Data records
(begin)

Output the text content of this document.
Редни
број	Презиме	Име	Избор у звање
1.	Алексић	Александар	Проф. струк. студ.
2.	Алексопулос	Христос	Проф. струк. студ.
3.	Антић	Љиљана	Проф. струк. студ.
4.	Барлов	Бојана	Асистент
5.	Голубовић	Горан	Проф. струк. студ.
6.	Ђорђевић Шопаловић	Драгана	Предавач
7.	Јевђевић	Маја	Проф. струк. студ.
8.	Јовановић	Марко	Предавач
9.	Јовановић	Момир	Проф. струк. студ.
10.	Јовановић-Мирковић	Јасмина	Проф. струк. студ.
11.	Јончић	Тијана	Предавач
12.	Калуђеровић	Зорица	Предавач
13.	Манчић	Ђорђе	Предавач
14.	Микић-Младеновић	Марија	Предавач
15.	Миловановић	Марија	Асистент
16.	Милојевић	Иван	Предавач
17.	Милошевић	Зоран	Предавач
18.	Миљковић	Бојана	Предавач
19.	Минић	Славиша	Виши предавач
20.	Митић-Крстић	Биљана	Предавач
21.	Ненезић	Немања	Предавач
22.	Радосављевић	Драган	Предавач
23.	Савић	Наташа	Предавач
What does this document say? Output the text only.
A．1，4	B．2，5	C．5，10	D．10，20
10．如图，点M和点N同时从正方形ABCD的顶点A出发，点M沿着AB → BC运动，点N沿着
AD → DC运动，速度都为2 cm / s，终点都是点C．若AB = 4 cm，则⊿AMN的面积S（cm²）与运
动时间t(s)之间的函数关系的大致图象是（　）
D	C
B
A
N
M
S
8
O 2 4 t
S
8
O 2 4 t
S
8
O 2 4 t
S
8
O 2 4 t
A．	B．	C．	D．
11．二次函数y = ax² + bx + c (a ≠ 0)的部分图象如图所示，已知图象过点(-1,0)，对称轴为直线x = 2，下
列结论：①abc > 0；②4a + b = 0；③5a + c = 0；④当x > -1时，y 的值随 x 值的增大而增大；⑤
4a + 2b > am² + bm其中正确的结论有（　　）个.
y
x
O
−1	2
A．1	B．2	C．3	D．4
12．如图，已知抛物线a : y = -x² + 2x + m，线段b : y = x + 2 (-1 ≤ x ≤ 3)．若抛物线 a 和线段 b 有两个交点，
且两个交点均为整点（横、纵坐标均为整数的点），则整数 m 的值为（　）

(end)
(begin)

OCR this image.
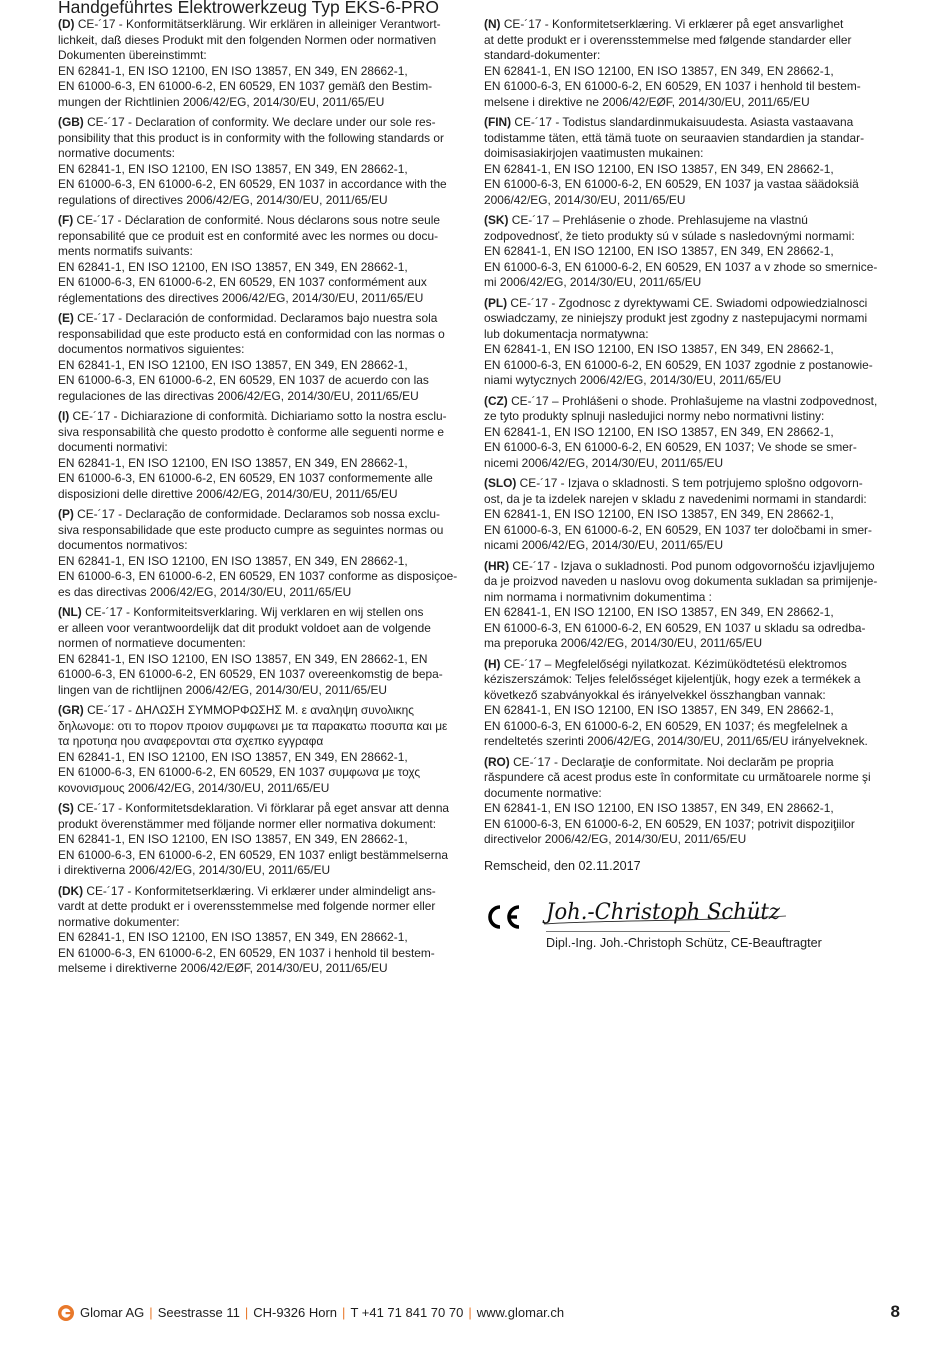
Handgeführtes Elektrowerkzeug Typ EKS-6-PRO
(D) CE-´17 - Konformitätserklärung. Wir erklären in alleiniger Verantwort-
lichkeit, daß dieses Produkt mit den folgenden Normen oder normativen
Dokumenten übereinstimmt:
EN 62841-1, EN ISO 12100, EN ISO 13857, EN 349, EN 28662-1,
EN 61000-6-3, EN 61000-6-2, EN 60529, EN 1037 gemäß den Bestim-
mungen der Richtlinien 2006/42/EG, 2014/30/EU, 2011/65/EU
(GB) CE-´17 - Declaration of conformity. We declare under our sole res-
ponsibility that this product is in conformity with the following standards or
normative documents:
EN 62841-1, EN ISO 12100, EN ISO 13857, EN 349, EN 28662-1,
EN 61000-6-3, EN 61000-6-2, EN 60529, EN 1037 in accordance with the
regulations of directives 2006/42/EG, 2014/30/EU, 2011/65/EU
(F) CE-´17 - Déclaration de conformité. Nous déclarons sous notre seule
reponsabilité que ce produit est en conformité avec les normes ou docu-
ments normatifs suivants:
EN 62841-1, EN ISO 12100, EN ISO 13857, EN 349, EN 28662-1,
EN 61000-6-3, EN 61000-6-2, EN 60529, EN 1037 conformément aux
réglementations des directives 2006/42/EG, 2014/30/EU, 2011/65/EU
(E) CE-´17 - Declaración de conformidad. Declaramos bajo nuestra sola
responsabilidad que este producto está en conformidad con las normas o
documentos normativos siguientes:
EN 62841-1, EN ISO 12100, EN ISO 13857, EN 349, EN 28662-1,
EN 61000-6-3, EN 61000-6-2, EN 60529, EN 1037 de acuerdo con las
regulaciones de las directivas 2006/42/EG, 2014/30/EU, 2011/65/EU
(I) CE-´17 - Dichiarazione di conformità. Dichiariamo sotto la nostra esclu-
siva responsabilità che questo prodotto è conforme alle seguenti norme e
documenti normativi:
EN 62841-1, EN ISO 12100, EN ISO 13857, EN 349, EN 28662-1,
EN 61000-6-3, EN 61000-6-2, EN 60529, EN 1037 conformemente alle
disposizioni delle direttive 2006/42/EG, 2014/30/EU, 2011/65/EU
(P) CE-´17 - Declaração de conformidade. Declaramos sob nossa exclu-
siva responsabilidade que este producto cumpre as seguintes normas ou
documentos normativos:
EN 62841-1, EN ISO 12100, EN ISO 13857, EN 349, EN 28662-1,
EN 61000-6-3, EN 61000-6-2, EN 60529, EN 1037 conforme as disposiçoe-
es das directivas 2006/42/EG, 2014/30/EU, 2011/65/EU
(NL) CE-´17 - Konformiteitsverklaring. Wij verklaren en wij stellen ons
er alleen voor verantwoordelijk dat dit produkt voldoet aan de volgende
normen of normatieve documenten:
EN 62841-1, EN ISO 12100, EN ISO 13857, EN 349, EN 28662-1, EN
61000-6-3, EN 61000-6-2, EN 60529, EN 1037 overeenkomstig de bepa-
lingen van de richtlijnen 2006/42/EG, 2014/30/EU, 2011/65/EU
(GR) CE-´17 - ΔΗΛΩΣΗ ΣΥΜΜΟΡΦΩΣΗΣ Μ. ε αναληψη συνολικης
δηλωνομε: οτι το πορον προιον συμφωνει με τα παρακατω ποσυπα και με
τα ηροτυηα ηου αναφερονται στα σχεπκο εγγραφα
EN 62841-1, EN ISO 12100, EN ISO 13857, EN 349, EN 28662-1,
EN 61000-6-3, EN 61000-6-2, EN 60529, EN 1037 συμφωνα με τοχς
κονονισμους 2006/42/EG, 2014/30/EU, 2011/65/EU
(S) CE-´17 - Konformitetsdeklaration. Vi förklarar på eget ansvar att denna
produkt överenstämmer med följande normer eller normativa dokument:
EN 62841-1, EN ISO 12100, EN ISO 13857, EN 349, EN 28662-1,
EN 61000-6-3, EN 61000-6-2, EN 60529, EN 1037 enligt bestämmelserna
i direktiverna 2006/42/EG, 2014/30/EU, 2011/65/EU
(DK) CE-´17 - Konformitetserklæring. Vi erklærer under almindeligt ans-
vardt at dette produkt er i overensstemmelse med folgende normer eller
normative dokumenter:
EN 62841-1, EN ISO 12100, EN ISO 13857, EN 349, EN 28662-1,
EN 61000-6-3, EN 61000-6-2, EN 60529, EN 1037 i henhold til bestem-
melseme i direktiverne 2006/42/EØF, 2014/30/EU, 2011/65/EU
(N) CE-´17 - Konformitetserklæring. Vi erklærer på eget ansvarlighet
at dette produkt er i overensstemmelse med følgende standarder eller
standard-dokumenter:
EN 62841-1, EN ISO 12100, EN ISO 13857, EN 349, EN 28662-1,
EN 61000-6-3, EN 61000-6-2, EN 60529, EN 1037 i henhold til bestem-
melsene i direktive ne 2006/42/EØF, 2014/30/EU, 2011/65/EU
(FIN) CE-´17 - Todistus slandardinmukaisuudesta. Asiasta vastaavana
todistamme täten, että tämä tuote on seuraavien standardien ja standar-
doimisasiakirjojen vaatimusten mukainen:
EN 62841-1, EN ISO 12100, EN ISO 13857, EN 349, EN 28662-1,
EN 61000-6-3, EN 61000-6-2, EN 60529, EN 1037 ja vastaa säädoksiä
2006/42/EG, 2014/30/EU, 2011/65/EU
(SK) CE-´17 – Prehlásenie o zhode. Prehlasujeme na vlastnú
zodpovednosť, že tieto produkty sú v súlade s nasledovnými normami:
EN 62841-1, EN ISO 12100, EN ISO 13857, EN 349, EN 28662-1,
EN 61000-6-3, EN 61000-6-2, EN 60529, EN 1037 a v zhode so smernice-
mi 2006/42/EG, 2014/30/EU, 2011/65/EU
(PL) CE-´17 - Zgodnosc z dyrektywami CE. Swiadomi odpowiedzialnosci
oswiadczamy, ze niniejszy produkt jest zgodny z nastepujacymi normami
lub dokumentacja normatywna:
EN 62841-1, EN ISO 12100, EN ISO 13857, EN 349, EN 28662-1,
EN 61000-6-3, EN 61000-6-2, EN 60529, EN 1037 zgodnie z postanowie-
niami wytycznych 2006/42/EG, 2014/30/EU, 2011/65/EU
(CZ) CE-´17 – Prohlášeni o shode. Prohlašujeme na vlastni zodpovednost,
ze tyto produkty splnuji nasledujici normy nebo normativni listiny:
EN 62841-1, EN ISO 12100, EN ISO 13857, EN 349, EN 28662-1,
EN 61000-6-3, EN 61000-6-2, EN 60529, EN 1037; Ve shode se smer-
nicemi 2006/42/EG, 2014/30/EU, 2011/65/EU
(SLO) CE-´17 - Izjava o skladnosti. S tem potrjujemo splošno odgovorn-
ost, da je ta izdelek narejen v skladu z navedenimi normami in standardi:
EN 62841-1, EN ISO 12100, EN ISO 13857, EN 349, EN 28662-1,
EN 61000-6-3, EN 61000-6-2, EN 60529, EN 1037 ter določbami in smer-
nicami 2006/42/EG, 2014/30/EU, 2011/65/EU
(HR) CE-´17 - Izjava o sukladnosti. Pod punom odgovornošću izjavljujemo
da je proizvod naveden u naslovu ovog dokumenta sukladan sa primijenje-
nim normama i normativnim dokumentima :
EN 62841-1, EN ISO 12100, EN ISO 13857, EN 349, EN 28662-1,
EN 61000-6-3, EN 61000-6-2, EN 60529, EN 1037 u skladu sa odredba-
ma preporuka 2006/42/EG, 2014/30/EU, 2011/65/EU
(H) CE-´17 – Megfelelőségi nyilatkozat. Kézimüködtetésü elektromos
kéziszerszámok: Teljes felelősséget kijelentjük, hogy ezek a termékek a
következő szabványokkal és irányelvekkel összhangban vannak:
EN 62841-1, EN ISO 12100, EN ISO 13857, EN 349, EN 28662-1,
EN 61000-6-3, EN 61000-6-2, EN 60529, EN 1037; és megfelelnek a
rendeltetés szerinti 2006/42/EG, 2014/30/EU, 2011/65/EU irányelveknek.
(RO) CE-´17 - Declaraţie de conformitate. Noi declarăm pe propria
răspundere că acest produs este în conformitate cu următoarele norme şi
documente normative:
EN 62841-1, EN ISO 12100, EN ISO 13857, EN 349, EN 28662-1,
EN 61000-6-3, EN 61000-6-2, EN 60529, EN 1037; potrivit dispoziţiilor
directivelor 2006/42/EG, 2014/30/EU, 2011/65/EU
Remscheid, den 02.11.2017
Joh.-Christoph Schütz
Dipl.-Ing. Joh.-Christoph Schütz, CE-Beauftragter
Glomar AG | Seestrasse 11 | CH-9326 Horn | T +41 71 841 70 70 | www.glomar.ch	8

(end)
(begin)

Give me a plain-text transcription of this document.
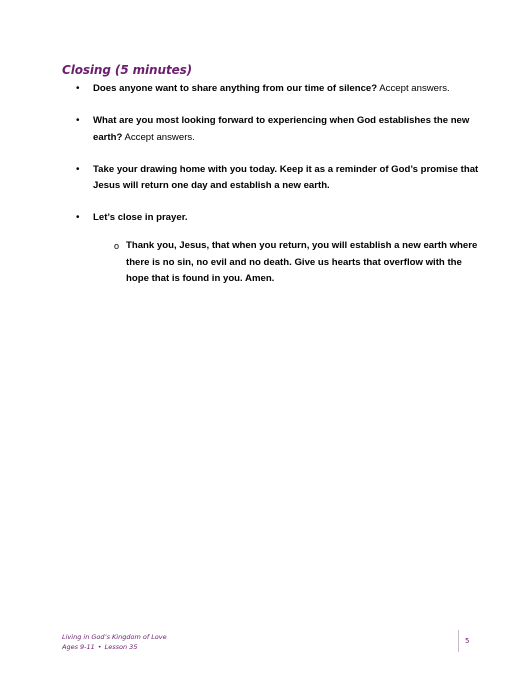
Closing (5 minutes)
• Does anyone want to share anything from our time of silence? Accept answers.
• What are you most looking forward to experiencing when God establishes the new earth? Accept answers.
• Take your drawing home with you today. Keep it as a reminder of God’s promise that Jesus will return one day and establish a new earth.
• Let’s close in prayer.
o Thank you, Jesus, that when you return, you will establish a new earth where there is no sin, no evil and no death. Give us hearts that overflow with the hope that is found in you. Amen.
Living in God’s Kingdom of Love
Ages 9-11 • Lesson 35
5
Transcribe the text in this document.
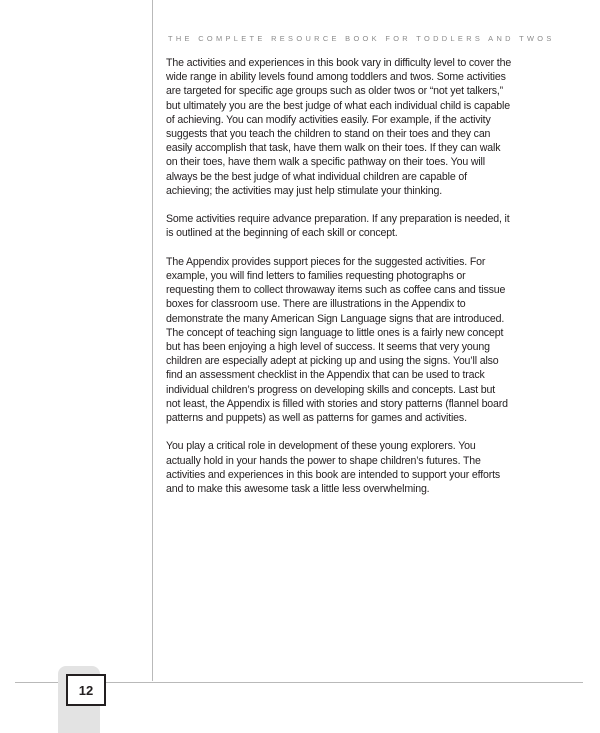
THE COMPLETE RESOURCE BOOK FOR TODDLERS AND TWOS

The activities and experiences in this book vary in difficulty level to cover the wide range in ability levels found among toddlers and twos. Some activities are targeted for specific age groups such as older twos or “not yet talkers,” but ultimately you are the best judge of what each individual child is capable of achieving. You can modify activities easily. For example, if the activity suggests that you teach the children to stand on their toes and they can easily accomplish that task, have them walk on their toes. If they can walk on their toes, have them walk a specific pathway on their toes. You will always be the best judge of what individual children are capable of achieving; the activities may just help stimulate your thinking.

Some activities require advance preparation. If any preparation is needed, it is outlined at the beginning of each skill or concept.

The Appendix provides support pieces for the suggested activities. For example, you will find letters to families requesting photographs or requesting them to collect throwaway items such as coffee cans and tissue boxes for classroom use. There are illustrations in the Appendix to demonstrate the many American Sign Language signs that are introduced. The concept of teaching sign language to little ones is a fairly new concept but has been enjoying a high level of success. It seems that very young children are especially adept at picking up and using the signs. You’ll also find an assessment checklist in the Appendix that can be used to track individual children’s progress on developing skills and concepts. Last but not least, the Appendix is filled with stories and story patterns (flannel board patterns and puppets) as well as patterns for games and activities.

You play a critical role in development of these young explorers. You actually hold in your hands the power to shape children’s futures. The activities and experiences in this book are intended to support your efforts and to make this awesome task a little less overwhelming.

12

(end)

- _WHAT THE EXERCISE ASKS_: Go through the material above and copy each line that has the word "shode".

- _PROBLEM SOLUTION_:
(CZ) CE-´17 – Prohlášeni o shode. Prohlašujeme na vlastni zodpovednost,
EN 61000-6-3, EN 61000-6-2, EN 60529, EN 1037; Ve shode se smer-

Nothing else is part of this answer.